Data listing
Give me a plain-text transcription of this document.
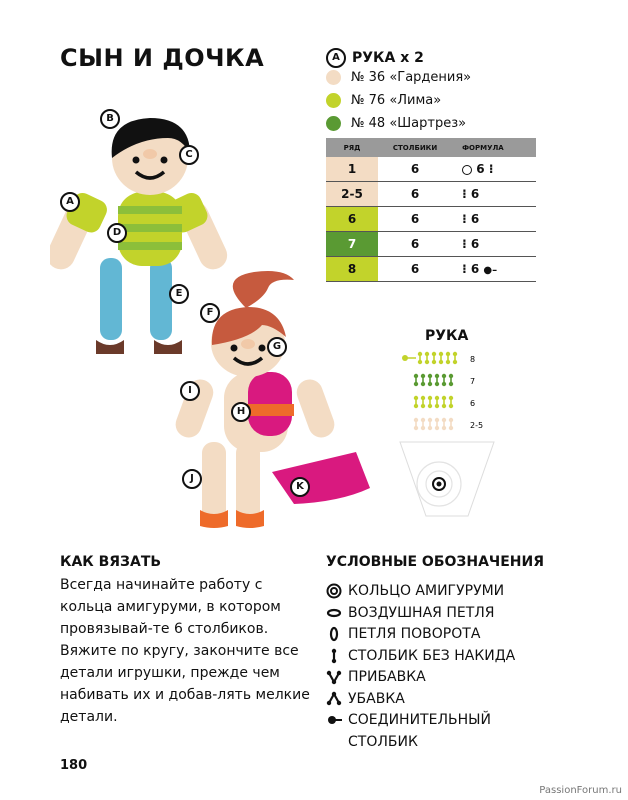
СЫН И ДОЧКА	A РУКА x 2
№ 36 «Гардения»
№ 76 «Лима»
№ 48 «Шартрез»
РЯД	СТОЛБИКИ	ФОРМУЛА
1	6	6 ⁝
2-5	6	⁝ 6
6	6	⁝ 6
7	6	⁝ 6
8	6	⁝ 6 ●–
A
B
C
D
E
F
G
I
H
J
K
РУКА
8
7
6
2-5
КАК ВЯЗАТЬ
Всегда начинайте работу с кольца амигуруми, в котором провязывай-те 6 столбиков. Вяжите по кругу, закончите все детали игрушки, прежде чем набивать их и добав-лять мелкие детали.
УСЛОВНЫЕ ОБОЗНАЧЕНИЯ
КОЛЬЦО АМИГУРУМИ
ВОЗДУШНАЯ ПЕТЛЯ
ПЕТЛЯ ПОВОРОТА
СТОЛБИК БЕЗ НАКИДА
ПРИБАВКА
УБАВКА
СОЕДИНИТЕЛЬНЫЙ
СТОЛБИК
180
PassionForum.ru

(REQUIRED TASK)
The records above need to be given again exactly. Omit the pictures.

(ANSWER TO THE TASK)
Give me a plain-text transcription of this document.
СЫН И ДОЧКА	A РУКА x 2
№ 36 «Гардения»
№ 76 «Лима»
№ 48 «Шартрез»
РЯД	СТОЛБИКИ	ФОРМУЛА
1	6	6 ⁝
2-5	6	⁝ 6
6	6	⁝ 6
7	6	⁝ 6
8	6	⁝ 6 ●–
A
B
C
D
E
F
G
I
H
J
K
РУКА
8
7
6
2-5
КАК ВЯЗАТЬ
Всегда начинайте работу с кольца амигуруми, в котором провязывай-те 6 столбиков. Вяжите по кругу, закончите все детали игрушки, прежде чем набивать их и добав-лять мелкие детали.
УСЛОВНЫЕ ОБОЗНАЧЕНИЯ
КОЛЬЦО АМИГУРУМИ
ВОЗДУШНАЯ ПЕТЛЯ
ПЕТЛЯ ПОВОРОТА
СТОЛБИК БЕЗ НАКИДА
ПРИБАВКА
УБАВКА
СОЕДИНИТЕЛЬНЫЙ
СТОЛБИК
180
PassionForum.ru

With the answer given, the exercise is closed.